■ **Written problem**: Repeat the data word for word. Do not include the pictures.

start Stored data

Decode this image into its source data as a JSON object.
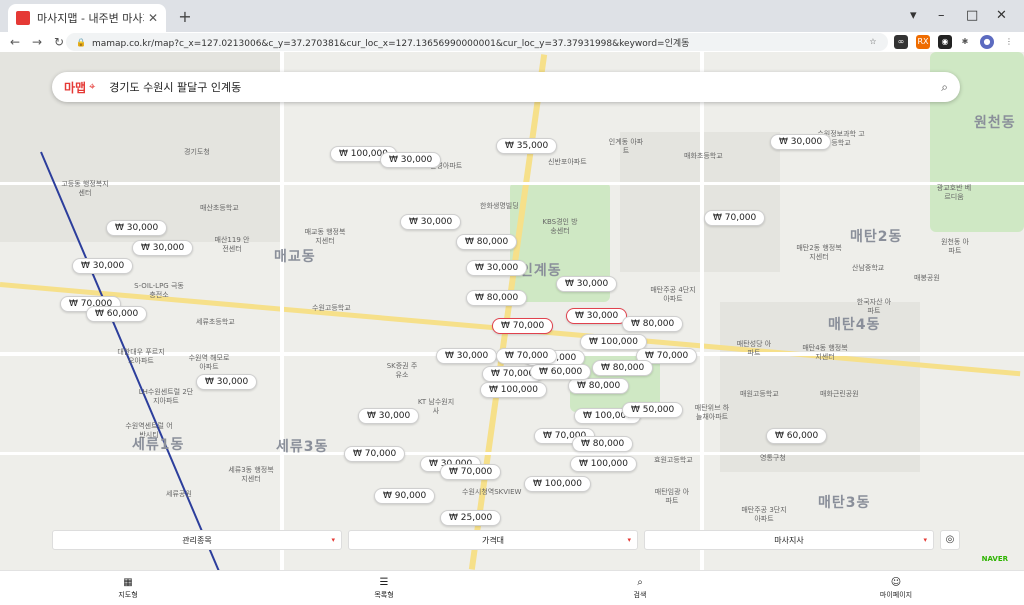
{
  "browser": {
    "tab_title": "마사지맵 - 내주변 마사지 최저가",
    "url": "mamap.co.kr/map?c_x=127.0213006&c_y=37.270381&cur_loc_x=127.13656990000001&cur_loc_y=37.37931998&keyword=인계동",
    "ext_labels": [
      "RX"
    ]
  },
  "search": {
    "logo": "마맵",
    "query": "경기도 수원시 팔달구 인계동"
  },
  "areas": [
    "매교동",
    "세류3동",
    "매탄2동",
    "매탄4동",
    "매탄3동",
    "원천동",
    "세류1동",
    "인계동"
  ],
  "pois": [
    "경기도청",
    "고등동 행정복지센터",
    "매산초등학교",
    "매산119 안전센터",
    "S-OIL-LPG 극동충전소",
    "세류초등학교",
    "대한대우 푸르지오아파트",
    "수원역 해모로아파트",
    "LH수원센트럴 2단지아파트",
    "수원역센트럴 어반시티",
    "세류3동 행정복지센터",
    "세류공원",
    "매교동 행정복지센터",
    "수원고등학교",
    "SK증권 주유소",
    "KT 남수원지사",
    "수원시청역SKVIEW",
    "선경아파트",
    "한화생명빌딩",
    "KBS경인 방송센터",
    "신반포아파트",
    "인계동 아파트",
    "매화초등학교",
    "매탄주공 4단지아파트",
    "매탄성당 아파트",
    "매탄4동 행정복지센터",
    "매원고등학교",
    "매화근린공원",
    "매탄위브 하늘채아파트",
    "효원고등학교",
    "매탄임광 아파트",
    "매탄주공 3단지아파트",
    "영통구청",
    "매탄2동 행정복지센터",
    "산남중학교",
    "매봉공원",
    "한국자산 아파트",
    "원천동 아파트",
    "광교호반 베르디움",
    "수원정보과학 고등학교"
  ],
  "price_pins": [
    {
      "label": "₩ 100,000"
    },
    {
      "label": "₩ 30,000"
    },
    {
      "label": "₩ 35,000"
    },
    {
      "label": "₩ 30,000"
    },
    {
      "label": "₩ 30,000"
    },
    {
      "label": "₩ 70,000"
    },
    {
      "label": "₩ 30,000"
    },
    {
      "label": "₩ 30,000"
    },
    {
      "label": "₩ 80,000"
    },
    {
      "label": "₩ 30,000"
    },
    {
      "label": "₩ 30,000"
    },
    {
      "label": "₩ 80,000"
    },
    {
      "label": "₩ 70,000"
    },
    {
      "label": "₩ 60,000"
    },
    {
      "label": "₩ 70,000"
    },
    {
      "label": "₩ 30,000"
    },
    {
      "label": "₩ 30,000"
    },
    {
      "label": "₩ 80,000"
    },
    {
      "label": "₩ 100,000"
    },
    {
      "label": "₩ 60,000"
    },
    {
      "label": "₩ 70,000"
    },
    {
      "label": "₩ 30,000"
    },
    {
      "label": "₩ 80,000"
    },
    {
      "label": "₩ 70,000"
    },
    {
      "label": "₩ 30,000"
    },
    {
      "label": "₩ 80,000"
    },
    {
      "label": "₩ 100,000"
    },
    {
      "label": "₩ 100,000"
    },
    {
      "label": "₩ 30,000"
    },
    {
      "label": "₩ 70,000"
    },
    {
      "label": "₩ 80,000"
    },
    {
      "label": "₩ 70,000"
    },
    {
      "label": "₩ 30,000"
    },
    {
      "label": "₩ 100,000"
    },
    {
      "label": "₩ 70,000"
    },
    {
      "label": "₩ 100,000"
    },
    {
      "label": "₩ 90,000"
    },
    {
      "label": "₩ 25,000"
    },
    {
      "label": "₩ 60,000"
    },
    {
      "label": "₩ 50,000"
    },
    {
      "label": "₩ 60,000"
    },
    {
      "label": "₩ 70,000"
    }
  ],
  "filters": {
    "filter1": "관리종목",
    "filter2": "가격대",
    "filter3": "마사지사"
  },
  "brand_mark": "NAVER",
  "bottom_nav": [
    {
      "label": "지도형",
      "icon": "map-icon"
    },
    {
      "label": "목록형",
      "icon": "list-icon"
    },
    {
      "label": "검색",
      "icon": "search-icon"
    },
    {
      "label": "마이페이지",
      "icon": "user-icon"
    }
  ]
}
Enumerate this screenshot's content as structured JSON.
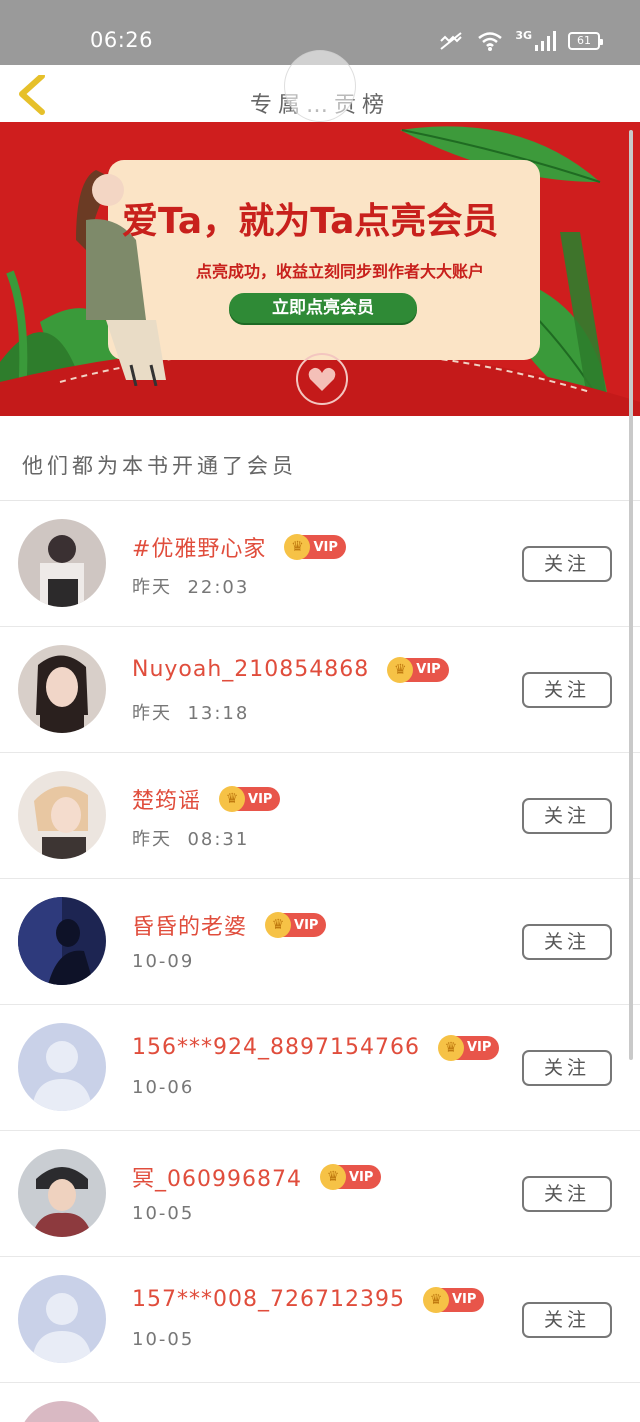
{
  "status_bar": {
    "time": "06:26",
    "network": "3G",
    "battery": "61"
  },
  "header": {
    "title": "专属…贡榜"
  },
  "banner": {
    "title": "爱Ta，就为Ta点亮会员",
    "subtitle": "点亮成功，收益立刻同步到作者大大账户",
    "cta": "立即点亮会员"
  },
  "section": {
    "heading": "他们都为本书开通了会员"
  },
  "vip_label": "VIP",
  "follow_label": "关注",
  "members": [
    {
      "name": "#优雅野心家",
      "time": "昨天  22:03"
    },
    {
      "name": "Nuyoah_210854868",
      "time": "昨天  13:18"
    },
    {
      "name": "楚筠谣",
      "time": "昨天  08:31"
    },
    {
      "name": "昏昏的老婆",
      "time": "10-09"
    },
    {
      "name": "156***924_8897154766",
      "time": "10-06"
    },
    {
      "name": "冥_060996874",
      "time": "10-05"
    },
    {
      "name": "157***008_726712395",
      "time": "10-05"
    }
  ],
  "colors": {
    "accent_red": "#e04d3c",
    "banner_red": "#cf1e1e",
    "banner_green": "#2f8a36",
    "vip_gold": "#f6c246"
  }
}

end Stored data

■ **Complete answer**:
Decode this image into its source data as a JSON object.
{
  "browser": {
    "tab_title": "마사지맵 - 내주변 마사지 최저가",
    "url": "mamap.co.kr/map?c_x=127.0213006&c_y=37.270381&cur_loc_x=127.13656990000001&cur_loc_y=37.37931998&keyword=인계동",
    "ext_labels": [
      "RX"
    ]
  },
  "search": {
    "logo": "마맵",
    "query": "경기도 수원시 팔달구 인계동"
  },
  "areas": [
    "매교동",
    "세류3동",
    "매탄2동",
    "매탄4동",
    "매탄3동",
    "원천동",
    "세류1동",
    "인계동"
  ],
  "pois": [
    "경기도청",
    "고등동 행정복지센터",
    "매산초등학교",
    "매산119 안전센터",
    "S-OIL-LPG 극동충전소",
    "세류초등학교",
    "대한대우 푸르지오아파트",
    "수원역 해모로아파트",
    "LH수원센트럴 2단지아파트",
    "수원역센트럴 어반시티",
    "세류3동 행정복지센터",
    "세류공원",
    "매교동 행정복지센터",
    "수원고등학교",
    "SK증권 주유소",
    "KT 남수원지사",
    "수원시청역SKVIEW",
    "선경아파트",
    "한화생명빌딩",
    "KBS경인 방송센터",
    "신반포아파트",
    "인계동 아파트",
    "매화초등학교",
    "매탄주공 4단지아파트",
    "매탄성당 아파트",
    "매탄4동 행정복지센터",
    "매원고등학교",
    "매화근린공원",
    "매탄위브 하늘채아파트",
    "효원고등학교",
    "매탄임광 아파트",
    "매탄주공 3단지아파트",
    "영통구청",
    "매탄2동 행정복지센터",
    "산남중학교",
    "매봉공원",
    "한국자산 아파트",
    "원천동 아파트",
    "광교호반 베르디움",
    "수원정보과학 고등학교"
  ],
  "price_pins": [
    {
      "label": "₩ 100,000"
    },
    {
      "label": "₩ 30,000"
    },
    {
      "label": "₩ 35,000"
    },
    {
      "label": "₩ 30,000"
    },
    {
      "label": "₩ 30,000"
    },
    {
      "label": "₩ 70,000"
    },
    {
      "label": "₩ 30,000"
    },
    {
      "label": "₩ 30,000"
    },
    {
      "label": "₩ 80,000"
    },
    {
      "label": "₩ 30,000"
    },
    {
      "label": "₩ 30,000"
    },
    {
      "label": "₩ 80,000"
    },
    {
      "label": "₩ 70,000"
    },
    {
      "label": "₩ 60,000"
    },
    {
      "label": "₩ 70,000"
    },
    {
      "label": "₩ 30,000"
    },
    {
      "label": "₩ 30,000"
    },
    {
      "label": "₩ 80,000"
    },
    {
      "label": "₩ 100,000"
    },
    {
      "label": "₩ 60,000"
    },
    {
      "label": "₩ 70,000"
    },
    {
      "label": "₩ 30,000"
    },
    {
      "label": "₩ 80,000"
    },
    {
      "label": "₩ 70,000"
    },
    {
      "label": "₩ 30,000"
    },
    {
      "label": "₩ 80,000"
    },
    {
      "label": "₩ 100,000"
    },
    {
      "label": "₩ 100,000"
    },
    {
      "label": "₩ 30,000"
    },
    {
      "label": "₩ 70,000"
    },
    {
      "label": "₩ 80,000"
    },
    {
      "label": "₩ 70,000"
    },
    {
      "label": "₩ 30,000"
    },
    {
      "label": "₩ 100,000"
    },
    {
      "label": "₩ 70,000"
    },
    {
      "label": "₩ 100,000"
    },
    {
      "label": "₩ 90,000"
    },
    {
      "label": "₩ 25,000"
    },
    {
      "label": "₩ 60,000"
    },
    {
      "label": "₩ 50,000"
    },
    {
      "label": "₩ 60,000"
    },
    {
      "label": "₩ 70,000"
    }
  ],
  "filters": {
    "filter1": "관리종목",
    "filter2": "가격대",
    "filter3": "마사지사"
  },
  "brand_mark": "NAVER",
  "bottom_nav": [
    {
      "label": "지도형",
      "icon": "map-icon"
    },
    {
      "label": "목록형",
      "icon": "list-icon"
    },
    {
      "label": "검색",
      "icon": "search-icon"
    },
    {
      "label": "마이페이지",
      "icon": "user-icon"
    }
  ]
}
Enumerate this screenshot's content as structured JSON.
{
  "status_bar": {
    "time": "06:26",
    "network": "3G",
    "battery": "61"
  },
  "header": {
    "title": "专属…贡榜"
  },
  "banner": {
    "title": "爱Ta，就为Ta点亮会员",
    "subtitle": "点亮成功，收益立刻同步到作者大大账户",
    "cta": "立即点亮会员"
  },
  "section": {
    "heading": "他们都为本书开通了会员"
  },
  "vip_label": "VIP",
  "follow_label": "关注",
  "members": [
    {
      "name": "#优雅野心家",
      "time": "昨天  22:03"
    },
    {
      "name": "Nuyoah_210854868",
      "time": "昨天  13:18"
    },
    {
      "name": "楚筠谣",
      "time": "昨天  08:31"
    },
    {
      "name": "昏昏的老婆",
      "time": "10-09"
    },
    {
      "name": "156***924_8897154766",
      "time": "10-06"
    },
    {
      "name": "冥_060996874",
      "time": "10-05"
    },
    {
      "name": "157***008_726712395",
      "time": "10-05"
    }
  ],
  "colors": {
    "accent_red": "#e04d3c",
    "banner_red": "#cf1e1e",
    "banner_green": "#2f8a36",
    "vip_gold": "#f6c246"
  }
}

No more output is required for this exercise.